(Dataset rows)
^^^^^^^^^^^^^^^^
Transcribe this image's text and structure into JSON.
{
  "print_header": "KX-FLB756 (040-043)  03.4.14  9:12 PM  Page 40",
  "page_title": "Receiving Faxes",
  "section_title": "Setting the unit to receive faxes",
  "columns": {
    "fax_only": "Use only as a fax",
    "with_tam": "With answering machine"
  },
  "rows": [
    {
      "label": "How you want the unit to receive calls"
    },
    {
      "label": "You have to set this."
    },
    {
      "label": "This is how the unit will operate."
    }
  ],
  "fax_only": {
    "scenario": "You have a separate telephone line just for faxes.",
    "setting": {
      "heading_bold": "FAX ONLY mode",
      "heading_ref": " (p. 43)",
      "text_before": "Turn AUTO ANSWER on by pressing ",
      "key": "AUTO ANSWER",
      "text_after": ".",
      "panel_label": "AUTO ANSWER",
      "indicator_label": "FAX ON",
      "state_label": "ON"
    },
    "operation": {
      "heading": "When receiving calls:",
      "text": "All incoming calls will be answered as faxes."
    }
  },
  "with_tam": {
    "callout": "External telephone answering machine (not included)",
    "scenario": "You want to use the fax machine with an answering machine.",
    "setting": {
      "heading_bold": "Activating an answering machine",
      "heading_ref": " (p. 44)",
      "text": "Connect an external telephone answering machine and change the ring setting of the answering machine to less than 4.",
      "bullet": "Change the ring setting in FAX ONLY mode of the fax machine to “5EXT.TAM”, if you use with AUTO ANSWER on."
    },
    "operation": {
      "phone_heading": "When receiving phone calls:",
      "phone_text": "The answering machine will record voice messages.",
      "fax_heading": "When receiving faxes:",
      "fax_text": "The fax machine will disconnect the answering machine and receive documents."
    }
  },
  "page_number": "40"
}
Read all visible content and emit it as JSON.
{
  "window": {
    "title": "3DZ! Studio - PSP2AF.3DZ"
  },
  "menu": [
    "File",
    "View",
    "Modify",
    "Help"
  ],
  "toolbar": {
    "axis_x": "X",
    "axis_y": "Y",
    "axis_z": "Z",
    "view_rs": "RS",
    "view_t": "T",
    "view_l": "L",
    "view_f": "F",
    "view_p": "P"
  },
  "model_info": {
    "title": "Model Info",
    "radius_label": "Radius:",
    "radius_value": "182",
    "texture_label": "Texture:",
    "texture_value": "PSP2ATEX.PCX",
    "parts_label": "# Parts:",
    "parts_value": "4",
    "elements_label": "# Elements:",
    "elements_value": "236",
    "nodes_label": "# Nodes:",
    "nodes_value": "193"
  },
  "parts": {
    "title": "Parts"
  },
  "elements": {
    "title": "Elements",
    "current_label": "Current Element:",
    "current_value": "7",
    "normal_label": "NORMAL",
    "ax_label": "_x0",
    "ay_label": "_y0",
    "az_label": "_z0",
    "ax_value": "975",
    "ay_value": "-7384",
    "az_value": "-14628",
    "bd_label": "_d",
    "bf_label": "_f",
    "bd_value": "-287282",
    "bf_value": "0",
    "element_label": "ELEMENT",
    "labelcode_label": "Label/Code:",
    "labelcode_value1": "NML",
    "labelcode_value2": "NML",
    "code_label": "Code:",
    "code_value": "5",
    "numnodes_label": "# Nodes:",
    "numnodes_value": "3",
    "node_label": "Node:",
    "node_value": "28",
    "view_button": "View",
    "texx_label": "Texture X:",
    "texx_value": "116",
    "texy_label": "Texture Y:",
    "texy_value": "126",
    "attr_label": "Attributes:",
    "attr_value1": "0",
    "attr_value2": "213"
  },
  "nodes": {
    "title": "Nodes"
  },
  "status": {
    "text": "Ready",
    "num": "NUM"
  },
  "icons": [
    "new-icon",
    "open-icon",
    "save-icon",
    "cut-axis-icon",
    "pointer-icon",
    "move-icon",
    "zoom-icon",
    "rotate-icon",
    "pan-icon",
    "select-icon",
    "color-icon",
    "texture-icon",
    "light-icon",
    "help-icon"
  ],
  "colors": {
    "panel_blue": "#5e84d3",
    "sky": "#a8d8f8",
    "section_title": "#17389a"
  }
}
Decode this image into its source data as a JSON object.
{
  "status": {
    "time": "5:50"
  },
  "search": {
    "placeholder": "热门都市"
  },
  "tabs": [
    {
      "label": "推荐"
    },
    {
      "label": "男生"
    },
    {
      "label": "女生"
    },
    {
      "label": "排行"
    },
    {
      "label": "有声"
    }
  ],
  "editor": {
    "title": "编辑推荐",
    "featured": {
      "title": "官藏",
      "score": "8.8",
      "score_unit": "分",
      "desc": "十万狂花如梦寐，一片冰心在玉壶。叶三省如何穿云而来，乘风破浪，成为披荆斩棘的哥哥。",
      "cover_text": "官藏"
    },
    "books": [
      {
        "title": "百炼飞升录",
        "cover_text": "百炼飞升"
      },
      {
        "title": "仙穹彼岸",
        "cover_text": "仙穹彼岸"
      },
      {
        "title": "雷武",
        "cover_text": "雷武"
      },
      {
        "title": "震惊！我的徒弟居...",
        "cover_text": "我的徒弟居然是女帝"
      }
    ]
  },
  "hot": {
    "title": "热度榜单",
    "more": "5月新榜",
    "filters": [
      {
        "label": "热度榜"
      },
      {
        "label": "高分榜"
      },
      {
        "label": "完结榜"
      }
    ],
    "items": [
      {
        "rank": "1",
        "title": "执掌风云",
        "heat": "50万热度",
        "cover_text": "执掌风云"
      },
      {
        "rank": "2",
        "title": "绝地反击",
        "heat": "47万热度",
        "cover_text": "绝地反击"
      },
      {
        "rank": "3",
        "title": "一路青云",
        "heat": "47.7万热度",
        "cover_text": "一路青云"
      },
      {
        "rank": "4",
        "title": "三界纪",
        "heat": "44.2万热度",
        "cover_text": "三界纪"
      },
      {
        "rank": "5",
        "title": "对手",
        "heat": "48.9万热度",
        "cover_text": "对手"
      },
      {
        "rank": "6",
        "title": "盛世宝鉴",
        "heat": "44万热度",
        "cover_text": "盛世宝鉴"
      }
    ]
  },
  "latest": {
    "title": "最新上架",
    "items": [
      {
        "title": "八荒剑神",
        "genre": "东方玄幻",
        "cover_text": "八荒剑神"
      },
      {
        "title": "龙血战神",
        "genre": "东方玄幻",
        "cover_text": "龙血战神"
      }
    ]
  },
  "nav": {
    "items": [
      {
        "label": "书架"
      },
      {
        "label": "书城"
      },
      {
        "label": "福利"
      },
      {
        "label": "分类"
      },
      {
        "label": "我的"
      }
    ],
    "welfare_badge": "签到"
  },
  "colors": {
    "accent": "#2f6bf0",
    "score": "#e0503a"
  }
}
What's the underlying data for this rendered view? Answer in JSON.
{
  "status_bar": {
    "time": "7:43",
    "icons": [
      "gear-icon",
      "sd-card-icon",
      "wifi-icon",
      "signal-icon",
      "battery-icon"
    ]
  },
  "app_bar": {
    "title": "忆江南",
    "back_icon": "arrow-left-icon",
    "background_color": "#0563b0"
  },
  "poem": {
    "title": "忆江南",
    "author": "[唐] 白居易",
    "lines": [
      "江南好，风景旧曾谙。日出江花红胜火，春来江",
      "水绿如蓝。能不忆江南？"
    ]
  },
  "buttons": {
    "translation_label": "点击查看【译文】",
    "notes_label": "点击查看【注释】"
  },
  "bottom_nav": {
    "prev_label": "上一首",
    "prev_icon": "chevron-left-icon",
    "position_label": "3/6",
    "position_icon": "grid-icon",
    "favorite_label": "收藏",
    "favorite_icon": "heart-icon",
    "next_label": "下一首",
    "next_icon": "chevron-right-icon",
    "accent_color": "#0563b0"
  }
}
^^^^^^^^^^^^^^^^
Extract each entry in full, exactly as given.

Transcribe this image's text and structure into JSON.
{
  "print_header": "KX-FLB756 (040-043)  03.4.14  9:12 PM  Page 40",
  "page_title": "Receiving Faxes",
  "section_title": "Setting the unit to receive faxes",
  "columns": {
    "fax_only": "Use only as a fax",
    "with_tam": "With answering machine"
  },
  "rows": [
    {
      "label": "How you want the unit to receive calls"
    },
    {
      "label": "You have to set this."
    },
    {
      "label": "This is how the unit will operate."
    }
  ],
  "fax_only": {
    "scenario": "You have a separate telephone line just for faxes.",
    "setting": {
      "heading_bold": "FAX ONLY mode",
      "heading_ref": " (p. 43)",
      "text_before": "Turn AUTO ANSWER on by pressing ",
      "key": "AUTO ANSWER",
      "text_after": ".",
      "panel_label": "AUTO ANSWER",
      "indicator_label": "FAX ON",
      "state_label": "ON"
    },
    "operation": {
      "heading": "When receiving calls:",
      "text": "All incoming calls will be answered as faxes."
    }
  },
  "with_tam": {
    "callout": "External telephone answering machine (not included)",
    "scenario": "You want to use the fax machine with an answering machine.",
    "setting": {
      "heading_bold": "Activating an answering machine",
      "heading_ref": " (p. 44)",
      "text": "Connect an external telephone answering machine and change the ring setting of the answering machine to less than 4.",
      "bullet": "Change the ring setting in FAX ONLY mode of the fax machine to “5EXT.TAM”, if you use with AUTO ANSWER on."
    },
    "operation": {
      "phone_heading": "When receiving phone calls:",
      "phone_text": "The answering machine will record voice messages.",
      "fax_heading": "When receiving faxes:",
      "fax_text": "The fax machine will disconnect the answering machine and receive documents."
    }
  },
  "page_number": "40"
}
Read all visible content and emit it as JSON.
{
  "window": {
    "title": "3DZ! Studio - PSP2AF.3DZ"
  },
  "menu": [
    "File",
    "View",
    "Modify",
    "Help"
  ],
  "toolbar": {
    "axis_x": "X",
    "axis_y": "Y",
    "axis_z": "Z",
    "view_rs": "RS",
    "view_t": "T",
    "view_l": "L",
    "view_f": "F",
    "view_p": "P"
  },
  "model_info": {
    "title": "Model Info",
    "radius_label": "Radius:",
    "radius_value": "182",
    "texture_label": "Texture:",
    "texture_value": "PSP2ATEX.PCX",
    "parts_label": "# Parts:",
    "parts_value": "4",
    "elements_label": "# Elements:",
    "elements_value": "236",
    "nodes_label": "# Nodes:",
    "nodes_value": "193"
  },
  "parts": {
    "title": "Parts"
  },
  "elements": {
    "title": "Elements",
    "current_label": "Current Element:",
    "current_value": "7",
    "normal_label": "NORMAL",
    "ax_label": "_x0",
    "ay_label": "_y0",
    "az_label": "_z0",
    "ax_value": "975",
    "ay_value": "-7384",
    "az_value": "-14628",
    "bd_label": "_d",
    "bf_label": "_f",
    "bd_value": "-287282",
    "bf_value": "0",
    "element_label": "ELEMENT",
    "labelcode_label": "Label/Code:",
    "labelcode_value1": "NML",
    "labelcode_value2": "NML",
    "code_label": "Code:",
    "code_value": "5",
    "numnodes_label": "# Nodes:",
    "numnodes_value": "3",
    "node_label": "Node:",
    "node_value": "28",
    "view_button": "View",
    "texx_label": "Texture X:",
    "texx_value": "116",
    "texy_label": "Texture Y:",
    "texy_value": "126",
    "attr_label": "Attributes:",
    "attr_value1": "0",
    "attr_value2": "213"
  },
  "nodes": {
    "title": "Nodes"
  },
  "status": {
    "text": "Ready",
    "num": "NUM"
  },
  "icons": [
    "new-icon",
    "open-icon",
    "save-icon",
    "cut-axis-icon",
    "pointer-icon",
    "move-icon",
    "zoom-icon",
    "rotate-icon",
    "pan-icon",
    "select-icon",
    "color-icon",
    "texture-icon",
    "light-icon",
    "help-icon"
  ],
  "colors": {
    "panel_blue": "#5e84d3",
    "sky": "#a8d8f8",
    "section_title": "#17389a"
  }
}
Decode this image into its source data as a JSON object.
{
  "status": {
    "time": "5:50"
  },
  "search": {
    "placeholder": "热门都市"
  },
  "tabs": [
    {
      "label": "推荐"
    },
    {
      "label": "男生"
    },
    {
      "label": "女生"
    },
    {
      "label": "排行"
    },
    {
      "label": "有声"
    }
  ],
  "editor": {
    "title": "编辑推荐",
    "featured": {
      "title": "官藏",
      "score": "8.8",
      "score_unit": "分",
      "desc": "十万狂花如梦寐，一片冰心在玉壶。叶三省如何穿云而来，乘风破浪，成为披荆斩棘的哥哥。",
      "cover_text": "官藏"
    },
    "books": [
      {
        "title": "百炼飞升录",
        "cover_text": "百炼飞升"
      },
      {
        "title": "仙穹彼岸",
        "cover_text": "仙穹彼岸"
      },
      {
        "title": "雷武",
        "cover_text": "雷武"
      },
      {
        "title": "震惊！我的徒弟居...",
        "cover_text": "我的徒弟居然是女帝"
      }
    ]
  },
  "hot": {
    "title": "热度榜单",
    "more": "5月新榜",
    "filters": [
      {
        "label": "热度榜"
      },
      {
        "label": "高分榜"
      },
      {
        "label": "完结榜"
      }
    ],
    "items": [
      {
        "rank": "1",
        "title": "执掌风云",
        "heat": "50万热度",
        "cover_text": "执掌风云"
      },
      {
        "rank": "2",
        "title": "绝地反击",
        "heat": "47万热度",
        "cover_text": "绝地反击"
      },
      {
        "rank": "3",
        "title": "一路青云",
        "heat": "47.7万热度",
        "cover_text": "一路青云"
      },
      {
        "rank": "4",
        "title": "三界纪",
        "heat": "44.2万热度",
        "cover_text": "三界纪"
      },
      {
        "rank": "5",
        "title": "对手",
        "heat": "48.9万热度",
        "cover_text": "对手"
      },
      {
        "rank": "6",
        "title": "盛世宝鉴",
        "heat": "44万热度",
        "cover_text": "盛世宝鉴"
      }
    ]
  },
  "latest": {
    "title": "最新上架",
    "items": [
      {
        "title": "八荒剑神",
        "genre": "东方玄幻",
        "cover_text": "八荒剑神"
      },
      {
        "title": "龙血战神",
        "genre": "东方玄幻",
        "cover_text": "龙血战神"
      }
    ]
  },
  "nav": {
    "items": [
      {
        "label": "书架"
      },
      {
        "label": "书城"
      },
      {
        "label": "福利"
      },
      {
        "label": "分类"
      },
      {
        "label": "我的"
      }
    ],
    "welfare_badge": "签到"
  },
  "colors": {
    "accent": "#2f6bf0",
    "score": "#e0503a"
  }
}
What's the underlying data for this rendered view? Answer in JSON.
{
  "status_bar": {
    "time": "7:43",
    "icons": [
      "gear-icon",
      "sd-card-icon",
      "wifi-icon",
      "signal-icon",
      "battery-icon"
    ]
  },
  "app_bar": {
    "title": "忆江南",
    "back_icon": "arrow-left-icon",
    "background_color": "#0563b0"
  },
  "poem": {
    "title": "忆江南",
    "author": "[唐] 白居易",
    "lines": [
      "江南好，风景旧曾谙。日出江花红胜火，春来江",
      "水绿如蓝。能不忆江南？"
    ]
  },
  "buttons": {
    "translation_label": "点击查看【译文】",
    "notes_label": "点击查看【注释】"
  },
  "bottom_nav": {
    "prev_label": "上一首",
    "prev_icon": "chevron-left-icon",
    "position_label": "3/6",
    "position_icon": "grid-icon",
    "favorite_label": "收藏",
    "favorite_icon": "heart-icon",
    "next_label": "下一首",
    "next_icon": "chevron-right-icon",
    "accent_color": "#0563b0"
  }
}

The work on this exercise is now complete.